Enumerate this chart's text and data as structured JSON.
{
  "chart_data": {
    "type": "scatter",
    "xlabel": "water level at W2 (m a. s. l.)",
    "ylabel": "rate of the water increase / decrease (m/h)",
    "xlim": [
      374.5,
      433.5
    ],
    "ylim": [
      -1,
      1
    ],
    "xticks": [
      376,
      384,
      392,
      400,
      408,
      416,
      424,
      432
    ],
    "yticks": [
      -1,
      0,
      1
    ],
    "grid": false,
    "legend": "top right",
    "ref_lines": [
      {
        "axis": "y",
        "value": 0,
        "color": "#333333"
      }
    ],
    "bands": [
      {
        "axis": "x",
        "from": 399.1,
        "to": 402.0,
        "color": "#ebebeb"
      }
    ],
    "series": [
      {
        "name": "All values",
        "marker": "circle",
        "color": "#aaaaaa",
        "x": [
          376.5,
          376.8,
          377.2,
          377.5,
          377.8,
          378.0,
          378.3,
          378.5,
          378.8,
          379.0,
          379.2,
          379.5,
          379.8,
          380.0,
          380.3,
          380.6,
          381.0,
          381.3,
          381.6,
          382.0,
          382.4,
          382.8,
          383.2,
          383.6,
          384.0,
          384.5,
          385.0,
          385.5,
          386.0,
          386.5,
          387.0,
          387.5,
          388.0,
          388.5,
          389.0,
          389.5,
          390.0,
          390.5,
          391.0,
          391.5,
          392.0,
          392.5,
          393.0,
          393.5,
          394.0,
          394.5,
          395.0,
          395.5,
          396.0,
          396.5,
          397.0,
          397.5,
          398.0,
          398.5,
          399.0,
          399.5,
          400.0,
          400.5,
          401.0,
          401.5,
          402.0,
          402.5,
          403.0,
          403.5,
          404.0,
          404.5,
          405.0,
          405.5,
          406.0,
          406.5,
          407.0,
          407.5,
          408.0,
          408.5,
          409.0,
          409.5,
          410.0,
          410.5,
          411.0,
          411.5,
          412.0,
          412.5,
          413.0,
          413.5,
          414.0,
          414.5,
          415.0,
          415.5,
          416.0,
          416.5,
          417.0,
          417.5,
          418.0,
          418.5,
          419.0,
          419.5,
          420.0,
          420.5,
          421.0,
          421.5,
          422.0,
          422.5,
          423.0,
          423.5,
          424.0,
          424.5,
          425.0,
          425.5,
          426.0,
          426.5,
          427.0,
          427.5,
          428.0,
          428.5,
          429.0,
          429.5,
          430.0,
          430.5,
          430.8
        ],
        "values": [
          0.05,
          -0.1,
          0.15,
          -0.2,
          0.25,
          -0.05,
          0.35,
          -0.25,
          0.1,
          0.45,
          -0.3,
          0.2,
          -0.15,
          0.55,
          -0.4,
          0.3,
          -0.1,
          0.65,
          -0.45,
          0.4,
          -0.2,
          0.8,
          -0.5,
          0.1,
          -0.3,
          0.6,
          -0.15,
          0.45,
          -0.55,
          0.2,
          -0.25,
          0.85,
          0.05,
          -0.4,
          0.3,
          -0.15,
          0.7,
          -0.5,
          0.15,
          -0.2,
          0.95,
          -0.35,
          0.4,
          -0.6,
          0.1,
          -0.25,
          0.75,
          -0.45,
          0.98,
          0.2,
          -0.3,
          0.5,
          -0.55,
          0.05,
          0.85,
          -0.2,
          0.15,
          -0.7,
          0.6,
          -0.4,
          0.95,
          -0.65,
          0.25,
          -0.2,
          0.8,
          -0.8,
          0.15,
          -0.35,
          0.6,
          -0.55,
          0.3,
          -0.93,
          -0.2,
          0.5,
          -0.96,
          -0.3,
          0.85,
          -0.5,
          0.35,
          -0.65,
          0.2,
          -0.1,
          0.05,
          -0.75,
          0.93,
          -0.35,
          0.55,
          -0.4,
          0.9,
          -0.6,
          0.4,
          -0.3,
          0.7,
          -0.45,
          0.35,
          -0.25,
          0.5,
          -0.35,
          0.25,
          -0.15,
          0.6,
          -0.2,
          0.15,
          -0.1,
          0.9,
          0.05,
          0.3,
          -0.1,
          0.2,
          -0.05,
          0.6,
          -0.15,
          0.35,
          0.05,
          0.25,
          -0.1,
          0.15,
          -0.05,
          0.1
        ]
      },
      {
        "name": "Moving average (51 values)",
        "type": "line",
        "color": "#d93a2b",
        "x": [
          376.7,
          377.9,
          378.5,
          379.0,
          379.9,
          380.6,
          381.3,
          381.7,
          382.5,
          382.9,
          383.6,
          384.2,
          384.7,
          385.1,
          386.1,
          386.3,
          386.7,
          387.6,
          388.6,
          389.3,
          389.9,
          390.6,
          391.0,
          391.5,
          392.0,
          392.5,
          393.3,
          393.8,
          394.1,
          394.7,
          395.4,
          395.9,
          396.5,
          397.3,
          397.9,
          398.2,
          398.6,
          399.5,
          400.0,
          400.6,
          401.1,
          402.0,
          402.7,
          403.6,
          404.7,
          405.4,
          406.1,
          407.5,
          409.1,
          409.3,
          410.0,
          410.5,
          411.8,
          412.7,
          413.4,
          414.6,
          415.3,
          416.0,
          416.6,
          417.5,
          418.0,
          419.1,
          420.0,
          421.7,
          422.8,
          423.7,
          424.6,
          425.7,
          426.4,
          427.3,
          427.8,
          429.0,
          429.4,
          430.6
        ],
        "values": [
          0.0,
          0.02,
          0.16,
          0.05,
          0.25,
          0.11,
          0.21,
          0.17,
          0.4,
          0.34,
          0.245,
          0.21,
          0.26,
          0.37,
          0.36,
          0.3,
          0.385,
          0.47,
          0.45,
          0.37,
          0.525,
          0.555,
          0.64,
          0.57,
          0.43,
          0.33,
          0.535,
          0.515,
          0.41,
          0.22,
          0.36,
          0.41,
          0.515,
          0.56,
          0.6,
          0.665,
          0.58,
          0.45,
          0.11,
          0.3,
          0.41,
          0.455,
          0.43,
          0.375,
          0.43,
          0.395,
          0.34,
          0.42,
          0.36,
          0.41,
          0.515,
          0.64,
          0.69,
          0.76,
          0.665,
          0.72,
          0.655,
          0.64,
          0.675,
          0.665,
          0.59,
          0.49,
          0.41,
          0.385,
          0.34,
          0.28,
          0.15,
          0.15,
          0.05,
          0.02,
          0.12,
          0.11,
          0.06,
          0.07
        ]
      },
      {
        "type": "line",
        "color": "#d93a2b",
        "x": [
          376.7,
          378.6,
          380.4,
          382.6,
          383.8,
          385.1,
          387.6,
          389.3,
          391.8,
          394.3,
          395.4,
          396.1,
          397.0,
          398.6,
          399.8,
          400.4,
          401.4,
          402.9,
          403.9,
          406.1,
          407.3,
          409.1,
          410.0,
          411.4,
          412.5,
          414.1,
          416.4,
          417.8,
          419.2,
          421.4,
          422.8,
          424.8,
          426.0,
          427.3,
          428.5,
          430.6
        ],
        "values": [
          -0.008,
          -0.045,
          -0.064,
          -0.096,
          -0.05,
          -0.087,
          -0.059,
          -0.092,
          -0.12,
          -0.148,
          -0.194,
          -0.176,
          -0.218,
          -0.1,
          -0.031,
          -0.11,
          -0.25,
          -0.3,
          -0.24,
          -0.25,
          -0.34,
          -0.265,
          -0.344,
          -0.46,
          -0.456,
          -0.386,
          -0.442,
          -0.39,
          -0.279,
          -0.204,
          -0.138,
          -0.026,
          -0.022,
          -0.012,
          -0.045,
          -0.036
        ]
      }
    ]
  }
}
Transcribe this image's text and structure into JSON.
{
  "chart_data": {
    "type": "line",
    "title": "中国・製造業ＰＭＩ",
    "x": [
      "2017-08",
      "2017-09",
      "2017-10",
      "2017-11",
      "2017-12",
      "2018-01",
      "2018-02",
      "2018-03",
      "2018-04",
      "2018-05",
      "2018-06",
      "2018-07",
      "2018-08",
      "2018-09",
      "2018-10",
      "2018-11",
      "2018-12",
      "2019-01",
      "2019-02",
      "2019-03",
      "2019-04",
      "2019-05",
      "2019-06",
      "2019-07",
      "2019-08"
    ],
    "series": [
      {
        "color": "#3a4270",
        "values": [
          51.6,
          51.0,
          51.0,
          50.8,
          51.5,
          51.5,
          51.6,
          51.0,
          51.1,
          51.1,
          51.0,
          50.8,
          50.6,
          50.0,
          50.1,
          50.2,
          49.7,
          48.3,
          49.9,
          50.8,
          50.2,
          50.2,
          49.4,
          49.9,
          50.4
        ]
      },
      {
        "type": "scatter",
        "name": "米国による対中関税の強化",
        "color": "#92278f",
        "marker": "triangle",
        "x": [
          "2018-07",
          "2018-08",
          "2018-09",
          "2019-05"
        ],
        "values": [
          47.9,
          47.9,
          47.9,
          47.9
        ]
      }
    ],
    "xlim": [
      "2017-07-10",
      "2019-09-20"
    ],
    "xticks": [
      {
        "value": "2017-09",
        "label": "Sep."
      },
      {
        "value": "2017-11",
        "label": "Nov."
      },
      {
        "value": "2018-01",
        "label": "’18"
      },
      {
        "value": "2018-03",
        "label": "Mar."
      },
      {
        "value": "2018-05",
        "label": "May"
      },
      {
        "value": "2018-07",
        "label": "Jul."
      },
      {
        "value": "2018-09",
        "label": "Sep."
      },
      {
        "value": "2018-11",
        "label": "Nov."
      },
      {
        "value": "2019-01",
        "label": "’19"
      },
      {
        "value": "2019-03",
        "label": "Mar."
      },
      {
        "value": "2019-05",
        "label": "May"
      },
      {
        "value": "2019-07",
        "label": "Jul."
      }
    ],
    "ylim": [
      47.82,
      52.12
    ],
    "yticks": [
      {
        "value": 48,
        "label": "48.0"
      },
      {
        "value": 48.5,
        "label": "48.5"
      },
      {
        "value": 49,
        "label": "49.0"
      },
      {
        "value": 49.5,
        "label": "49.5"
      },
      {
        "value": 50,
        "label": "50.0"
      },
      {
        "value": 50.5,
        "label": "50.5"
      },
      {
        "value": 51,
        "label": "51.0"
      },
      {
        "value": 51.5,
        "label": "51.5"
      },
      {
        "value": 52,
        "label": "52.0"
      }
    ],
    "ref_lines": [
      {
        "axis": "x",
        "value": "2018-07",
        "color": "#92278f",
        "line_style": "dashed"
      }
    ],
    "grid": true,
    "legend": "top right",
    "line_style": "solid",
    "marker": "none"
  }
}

■ ■ ■ ■ ■

**PROMPT**
Gather every line from the listing above in which the word "this" appears.

**CORRECT RESPONSE**
Enumerate this chart's text and data as structured JSON.
Transcribe this image's text and structure into JSON.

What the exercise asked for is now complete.